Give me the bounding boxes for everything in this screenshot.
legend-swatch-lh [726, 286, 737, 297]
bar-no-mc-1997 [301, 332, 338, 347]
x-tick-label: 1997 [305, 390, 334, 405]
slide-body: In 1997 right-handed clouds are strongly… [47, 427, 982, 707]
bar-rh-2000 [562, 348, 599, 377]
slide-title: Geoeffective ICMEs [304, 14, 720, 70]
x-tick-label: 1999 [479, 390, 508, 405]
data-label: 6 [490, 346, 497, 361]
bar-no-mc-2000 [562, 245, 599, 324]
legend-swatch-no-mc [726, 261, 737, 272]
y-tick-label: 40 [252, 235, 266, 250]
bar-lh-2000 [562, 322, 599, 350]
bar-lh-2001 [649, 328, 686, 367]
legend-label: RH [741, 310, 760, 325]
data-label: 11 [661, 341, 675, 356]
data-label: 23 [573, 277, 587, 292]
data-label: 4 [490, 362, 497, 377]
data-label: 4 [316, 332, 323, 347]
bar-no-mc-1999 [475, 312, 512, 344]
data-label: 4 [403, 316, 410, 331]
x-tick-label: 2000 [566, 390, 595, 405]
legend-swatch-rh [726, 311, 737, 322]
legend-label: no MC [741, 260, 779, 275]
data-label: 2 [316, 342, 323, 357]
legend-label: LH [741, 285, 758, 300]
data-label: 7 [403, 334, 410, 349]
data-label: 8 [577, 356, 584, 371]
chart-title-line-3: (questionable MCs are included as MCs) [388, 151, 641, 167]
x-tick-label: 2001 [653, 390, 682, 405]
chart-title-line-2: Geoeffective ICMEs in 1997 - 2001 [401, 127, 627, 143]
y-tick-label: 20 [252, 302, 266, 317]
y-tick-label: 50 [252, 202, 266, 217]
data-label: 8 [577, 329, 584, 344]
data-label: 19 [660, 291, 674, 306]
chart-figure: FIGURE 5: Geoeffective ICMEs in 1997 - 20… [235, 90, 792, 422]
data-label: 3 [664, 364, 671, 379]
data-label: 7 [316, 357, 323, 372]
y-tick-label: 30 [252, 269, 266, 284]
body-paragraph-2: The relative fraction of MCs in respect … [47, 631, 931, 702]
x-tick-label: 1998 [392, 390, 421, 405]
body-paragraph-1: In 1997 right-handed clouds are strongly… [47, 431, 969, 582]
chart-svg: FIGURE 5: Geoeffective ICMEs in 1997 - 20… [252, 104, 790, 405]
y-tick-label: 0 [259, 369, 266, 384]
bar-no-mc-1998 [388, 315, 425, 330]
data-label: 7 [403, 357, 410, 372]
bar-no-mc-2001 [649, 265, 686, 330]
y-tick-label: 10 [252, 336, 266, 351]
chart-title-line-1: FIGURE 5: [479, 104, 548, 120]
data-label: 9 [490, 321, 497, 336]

▬▬▬

### [GOAL]
Rewrite all of the records above, changing every "Geoeffective" to "Geo-effective" and leaving everything else as it is.

### [ANSWER FOR THE TASK]
Give me the bounding boxes for everything in this screenshot.
legend-swatch-lh [726, 286, 737, 297]
bar-no-mc-1997 [301, 332, 338, 347]
x-tick-label: 1997 [305, 390, 334, 405]
slide-body: In 1997 right-handed clouds are strongly… [47, 427, 982, 707]
bar-rh-2000 [562, 348, 599, 377]
slide-title: Geo-effective ICMEs [304, 14, 720, 70]
x-tick-label: 1999 [479, 390, 508, 405]
data-label: 6 [490, 346, 497, 361]
bar-no-mc-2000 [562, 245, 599, 324]
legend-swatch-no-mc [726, 261, 737, 272]
y-tick-label: 40 [252, 235, 266, 250]
bar-lh-2000 [562, 322, 599, 350]
bar-lh-2001 [649, 328, 686, 367]
legend-label: RH [741, 310, 760, 325]
data-label: 11 [661, 341, 675, 356]
data-label: 23 [573, 277, 587, 292]
data-label: 4 [490, 362, 497, 377]
data-label: 4 [316, 332, 323, 347]
bar-no-mc-1999 [475, 312, 512, 344]
data-label: 4 [403, 316, 410, 331]
x-tick-label: 2000 [566, 390, 595, 405]
legend-swatch-rh [726, 311, 737, 322]
legend-label: no MC [741, 260, 779, 275]
data-label: 2 [316, 342, 323, 357]
legend-label: LH [741, 285, 758, 300]
data-label: 7 [403, 334, 410, 349]
data-label: 8 [577, 356, 584, 371]
chart-title-line-3: (questionable MCs are included as MCs) [388, 151, 641, 167]
x-tick-label: 2001 [653, 390, 682, 405]
chart-title-line-2: Geo-effective ICMEs in 1997 - 2001 [401, 127, 627, 143]
y-tick-label: 20 [252, 302, 266, 317]
y-tick-label: 50 [252, 202, 266, 217]
data-label: 8 [577, 329, 584, 344]
data-label: 19 [660, 291, 674, 306]
chart-figure: FIGURE 5: Geo-effective ICMEs in 1997 - 20… [235, 90, 792, 422]
data-label: 3 [664, 364, 671, 379]
data-label: 7 [316, 357, 323, 372]
y-tick-label: 30 [252, 269, 266, 284]
body-paragraph-2: The relative fraction of MCs in respect … [47, 631, 931, 702]
x-tick-label: 1998 [392, 390, 421, 405]
body-paragraph-1: In 1997 right-handed clouds are strongly… [47, 431, 969, 582]
chart-svg: FIGURE 5: Geo-effective ICMEs in 1997 - 20… [252, 104, 790, 405]
y-tick-label: 0 [259, 369, 266, 384]
bar-no-mc-1998 [388, 315, 425, 330]
data-label: 7 [403, 357, 410, 372]
bar-no-mc-2001 [649, 265, 686, 330]
y-tick-label: 10 [252, 336, 266, 351]
chart-title-line-1: FIGURE 5: [479, 104, 548, 120]
data-label: 9 [490, 321, 497, 336]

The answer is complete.